Dataset items:
◇ ◇ ◇ ◇ ◇ ◇ ◇

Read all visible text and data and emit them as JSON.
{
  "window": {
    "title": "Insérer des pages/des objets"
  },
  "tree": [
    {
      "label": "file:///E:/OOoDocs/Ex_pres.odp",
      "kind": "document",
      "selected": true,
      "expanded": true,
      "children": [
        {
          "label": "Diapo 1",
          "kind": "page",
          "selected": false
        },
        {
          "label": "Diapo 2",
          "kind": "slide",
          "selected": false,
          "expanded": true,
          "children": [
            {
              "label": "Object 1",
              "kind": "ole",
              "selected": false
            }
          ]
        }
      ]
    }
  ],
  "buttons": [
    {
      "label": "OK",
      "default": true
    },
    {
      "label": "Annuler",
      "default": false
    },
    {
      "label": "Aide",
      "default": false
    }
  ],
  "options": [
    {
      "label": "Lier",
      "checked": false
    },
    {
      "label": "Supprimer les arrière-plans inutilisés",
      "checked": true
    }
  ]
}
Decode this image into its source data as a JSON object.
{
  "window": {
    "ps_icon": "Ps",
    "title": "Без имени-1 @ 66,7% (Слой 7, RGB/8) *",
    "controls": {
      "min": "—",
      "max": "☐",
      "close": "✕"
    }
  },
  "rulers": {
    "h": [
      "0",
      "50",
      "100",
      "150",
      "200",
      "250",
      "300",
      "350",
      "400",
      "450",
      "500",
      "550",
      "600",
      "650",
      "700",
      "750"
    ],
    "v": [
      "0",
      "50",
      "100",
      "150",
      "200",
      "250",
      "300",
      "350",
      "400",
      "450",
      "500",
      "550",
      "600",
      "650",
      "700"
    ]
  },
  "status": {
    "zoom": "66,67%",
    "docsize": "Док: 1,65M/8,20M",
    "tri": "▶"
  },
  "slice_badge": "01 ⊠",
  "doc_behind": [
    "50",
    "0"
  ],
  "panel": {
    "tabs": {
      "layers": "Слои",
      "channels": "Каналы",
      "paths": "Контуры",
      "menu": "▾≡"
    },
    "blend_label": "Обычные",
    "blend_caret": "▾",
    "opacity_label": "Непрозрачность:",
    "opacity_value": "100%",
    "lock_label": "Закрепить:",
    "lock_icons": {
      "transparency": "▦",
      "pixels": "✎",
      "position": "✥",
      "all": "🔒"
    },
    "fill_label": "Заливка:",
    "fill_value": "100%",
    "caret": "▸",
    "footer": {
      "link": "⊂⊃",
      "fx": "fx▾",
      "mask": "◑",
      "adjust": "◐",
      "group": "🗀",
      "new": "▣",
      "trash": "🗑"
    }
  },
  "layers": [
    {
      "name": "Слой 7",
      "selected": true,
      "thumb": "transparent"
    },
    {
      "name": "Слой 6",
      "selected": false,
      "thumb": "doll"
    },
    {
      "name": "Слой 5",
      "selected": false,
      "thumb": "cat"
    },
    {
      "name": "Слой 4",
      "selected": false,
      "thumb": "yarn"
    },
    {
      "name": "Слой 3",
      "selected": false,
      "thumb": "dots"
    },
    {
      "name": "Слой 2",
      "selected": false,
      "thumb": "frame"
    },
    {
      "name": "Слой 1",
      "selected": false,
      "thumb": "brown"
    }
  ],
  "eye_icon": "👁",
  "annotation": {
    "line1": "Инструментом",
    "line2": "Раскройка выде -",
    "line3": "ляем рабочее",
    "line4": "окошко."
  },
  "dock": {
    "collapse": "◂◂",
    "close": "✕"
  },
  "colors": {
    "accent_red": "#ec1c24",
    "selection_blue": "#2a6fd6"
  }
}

◇ ◇ ◇ ◇ ◇ ◇ ◇

▶ **PROBLEM TO SOLVE**:
In the records above, collect each line with "thumb".

▶ **TASK ANSWER**:
      "thumb": "transparent"
      "thumb": "doll"
      "thumb": "cat"
      "thumb": "yarn"
      "thumb": "dots"
      "thumb": "frame"
      "thumb": "brown"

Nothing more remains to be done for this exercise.